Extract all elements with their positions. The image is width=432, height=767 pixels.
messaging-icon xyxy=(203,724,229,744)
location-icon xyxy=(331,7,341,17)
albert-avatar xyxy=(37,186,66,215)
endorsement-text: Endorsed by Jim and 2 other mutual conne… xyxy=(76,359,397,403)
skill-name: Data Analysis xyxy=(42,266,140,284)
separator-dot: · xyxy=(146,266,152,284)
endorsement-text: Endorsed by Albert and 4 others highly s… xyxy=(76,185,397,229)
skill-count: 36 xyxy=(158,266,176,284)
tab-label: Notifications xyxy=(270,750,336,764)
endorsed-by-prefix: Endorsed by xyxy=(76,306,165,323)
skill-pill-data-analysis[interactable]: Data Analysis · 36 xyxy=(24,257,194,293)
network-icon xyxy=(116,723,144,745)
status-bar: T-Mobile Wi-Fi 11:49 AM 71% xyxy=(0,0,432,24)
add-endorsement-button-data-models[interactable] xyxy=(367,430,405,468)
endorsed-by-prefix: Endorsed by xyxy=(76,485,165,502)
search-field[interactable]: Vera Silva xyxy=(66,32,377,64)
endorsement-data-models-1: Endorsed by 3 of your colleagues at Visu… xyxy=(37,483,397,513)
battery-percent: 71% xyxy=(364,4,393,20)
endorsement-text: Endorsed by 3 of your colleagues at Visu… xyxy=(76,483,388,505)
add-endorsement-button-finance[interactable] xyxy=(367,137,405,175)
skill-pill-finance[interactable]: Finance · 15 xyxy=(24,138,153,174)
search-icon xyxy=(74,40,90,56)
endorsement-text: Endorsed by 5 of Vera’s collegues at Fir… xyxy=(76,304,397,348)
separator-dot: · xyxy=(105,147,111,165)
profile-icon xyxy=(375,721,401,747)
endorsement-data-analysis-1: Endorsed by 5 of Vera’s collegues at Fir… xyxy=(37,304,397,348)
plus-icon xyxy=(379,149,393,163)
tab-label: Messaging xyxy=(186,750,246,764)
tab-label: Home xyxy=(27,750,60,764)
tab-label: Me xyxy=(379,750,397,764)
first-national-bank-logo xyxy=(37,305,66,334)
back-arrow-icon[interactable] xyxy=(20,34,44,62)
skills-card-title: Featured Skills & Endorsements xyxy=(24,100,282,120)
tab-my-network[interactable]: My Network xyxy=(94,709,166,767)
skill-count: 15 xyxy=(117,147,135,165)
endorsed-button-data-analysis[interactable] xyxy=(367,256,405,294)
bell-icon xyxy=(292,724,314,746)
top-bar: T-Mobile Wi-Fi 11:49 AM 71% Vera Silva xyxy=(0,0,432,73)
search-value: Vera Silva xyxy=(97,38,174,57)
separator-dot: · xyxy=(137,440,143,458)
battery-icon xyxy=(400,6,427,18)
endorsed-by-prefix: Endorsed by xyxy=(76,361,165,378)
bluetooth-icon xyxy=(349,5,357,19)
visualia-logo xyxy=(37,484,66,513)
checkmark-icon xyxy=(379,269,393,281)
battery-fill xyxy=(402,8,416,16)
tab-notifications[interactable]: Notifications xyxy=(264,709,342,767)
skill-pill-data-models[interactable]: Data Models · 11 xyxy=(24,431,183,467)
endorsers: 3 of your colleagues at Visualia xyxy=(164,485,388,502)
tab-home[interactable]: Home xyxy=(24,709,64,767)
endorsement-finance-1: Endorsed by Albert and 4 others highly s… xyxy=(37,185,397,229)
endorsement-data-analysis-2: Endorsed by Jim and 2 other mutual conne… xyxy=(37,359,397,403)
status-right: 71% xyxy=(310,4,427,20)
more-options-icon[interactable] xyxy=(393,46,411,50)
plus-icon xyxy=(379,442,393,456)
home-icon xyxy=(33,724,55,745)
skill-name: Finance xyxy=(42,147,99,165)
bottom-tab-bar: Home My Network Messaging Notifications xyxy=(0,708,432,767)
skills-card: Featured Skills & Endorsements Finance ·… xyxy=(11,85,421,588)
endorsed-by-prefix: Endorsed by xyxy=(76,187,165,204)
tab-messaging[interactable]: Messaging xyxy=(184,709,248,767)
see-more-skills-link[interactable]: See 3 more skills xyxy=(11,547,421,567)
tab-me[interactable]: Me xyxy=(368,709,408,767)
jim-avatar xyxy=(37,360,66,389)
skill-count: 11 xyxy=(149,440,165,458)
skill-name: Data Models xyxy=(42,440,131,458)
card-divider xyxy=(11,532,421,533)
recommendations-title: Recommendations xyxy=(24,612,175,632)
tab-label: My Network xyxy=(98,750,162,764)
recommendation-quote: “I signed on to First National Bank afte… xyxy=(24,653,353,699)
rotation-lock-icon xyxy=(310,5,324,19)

^^^^^^^^

Wat wordt gevraagd => Zet alle regels hierboven om in een JSON-lijst van strings, met één string per regel. Laat lege regels weg.

Volledige oplossing =>
[
  "Extract all elements with their positions. The image is width=432, height=767 pixels.",
  "messaging-icon xyxy=(203,724,229,744)",
  "location-icon xyxy=(331,7,341,17)",
  "albert-avatar xyxy=(37,186,66,215)",
  "endorsement-text: Endorsed by Jim and 2 other mutual conne… xyxy=(76,359,397,403)",
  "skill-name: Data Analysis xyxy=(42,266,140,284)",
  "separator-dot: · xyxy=(146,266,152,284)",
  "endorsement-text: Endorsed by Albert and 4 others highly s… xyxy=(76,185,397,229)",
  "skill-count: 36 xyxy=(158,266,176,284)",
  "tab-label: Notifications xyxy=(270,750,336,764)",
  "endorsed-by-prefix: Endorsed by xyxy=(76,306,165,323)",
  "skill-pill-data-analysis[interactable]: Data Analysis · 36 xyxy=(24,257,194,293)",
  "network-icon xyxy=(116,723,144,745)",
  "status-bar: T-Mobile Wi-Fi 11:49 AM 71% xyxy=(0,0,432,24)",
  "add-endorsement-button-data-models[interactable] xyxy=(367,430,405,468)",
  "endorsed-by-prefix: Endorsed by xyxy=(76,485,165,502)",
  "search-field[interactable]: Vera Silva xyxy=(66,32,377,64)",
  "endorsement-data-models-1: Endorsed by 3 of your colleagues at Visu… xyxy=(37,483,397,513)",
  "battery-percent: 71% xyxy=(364,4,393,20)",
  "endorsement-text: Endorsed by 3 of your colleagues at Visu… xyxy=(76,483,388,505)",
  "add-endorsement-button-finance[interactable] xyxy=(367,137,405,175)",
  "skill-pill-finance[interactable]: Finance · 15 xyxy=(24,138,153,174)",
  "search-icon xyxy=(74,40,90,56)",
  "endorsement-text: Endorsed by 5 of Vera’s collegues at Fir… xyxy=(76,304,397,348)",
  "separator-dot: · xyxy=(105,147,111,165)",
  "profile-icon xyxy=(375,721,401,747)",
  "endorsement-data-analysis-1: Endorsed by 5 of Vera’s collegues at Fir… xyxy=(37,304,397,348)",
  "plus-icon xyxy=(379,149,393,163)",
  "tab-label: Messaging xyxy=(186,750,246,764)",
  "tab-label: Home xyxy=(27,750,60,764)",
  "tab-label: Me xyxy=(379,750,397,764)",
  "first-national-bank-logo xyxy=(37,305,66,334)",
  "back-arrow-icon[interactable] xyxy=(20,34,44,62)",
  "skills-card-title: Featured Skills & Endorsements xyxy=(24,100,282,120)",
  "tab-my-network[interactable]: My Network xyxy=(94,709,166,767)",
  "skill-count: 15 xyxy=(117,147,135,165)",
  "endorsed-button-data-analysis[interactable] xyxy=(367,256,405,294)",
  "bell-icon xyxy=(292,724,314,746)",
  "top-bar: T-Mobile Wi-Fi 11:49 AM 71% Vera Silva xyxy=(0,0,432,73)",
  "search-value: Vera Silva xyxy=(97,38,174,57)",
  "separator-dot: · xyxy=(137,440,143,458)",
  "battery-icon xyxy=(400,6,427,18)",
  "endorsed-by-prefix: Endorsed by xyxy=(76,361,165,378)",
  "bluetooth-icon xyxy=(349,5,357,19)",
  "visualia-logo xyxy=(37,484,66,513)",
  "checkmark-icon xyxy=(379,269,393,281)",
  "battery-fill xyxy=(402,8,416,16)",
  "tab-notifications[interactable]: Notifications xyxy=(264,709,342,767)",
  "skill-pill-data-models[interactable]: Data Models · 11 xyxy=(24,431,183,467)",
  "endorsers: 3 of your colleagues at Visualia xyxy=(164,485,388,502)",
  "tab-home[interactable]: Home xyxy=(24,709,64,767)",
  "endorsement-finance-1: Endorsed by Albert and 4 others highly s… xyxy=(37,185,397,229)",
  "endorsement-data-analysis-2: Endorsed by Jim and 2 other mutual conne… xyxy=(37,359,397,403)",
  "status-right: 71% xyxy=(310,4,427,20)",
  "more-options-icon[interactable] xyxy=(393,46,411,50)",
  "plus-icon xyxy=(379,442,393,456)",
  "home-icon xyxy=(33,724,55,745)",
  "skill-name: Finance xyxy=(42,147,99,165)",
  "bottom-tab-bar: Home My Network Messaging Notifications xyxy=(0,708,432,767)",
  "skills-card: Featured Skills & Endorsements Finance ·… xyxy=(11,85,421,588)",
  "endorsed-by-prefix: Endorsed by xyxy=(76,187,165,204)",
  "tab-messaging[interactable]: Messaging xyxy=(184,709,248,767)",
  "see-more-skills-link[interactable]: See 3 more skills xyxy=(11,547,421,567)",
  "tab-me[interactable]: Me xyxy=(368,709,408,767)",
  "jim-avatar xyxy=(37,360,66,389)",
  "skill-count: 11 xyxy=(149,440,165,458)",
  "skill-name: Data Models xyxy=(42,440,131,458)",
  "card-divider xyxy=(11,532,421,533)",
  "recommendations-title: Recommendations xyxy=(24,612,175,632)",
  "tab-label: My Network xyxy=(98,750,162,764)",
  "recommendation-quote: “I signed on to First National Bank afte… xyxy=(24,653,353,699)",
  "rotation-lock-icon xyxy=(310,5,324,19)"
]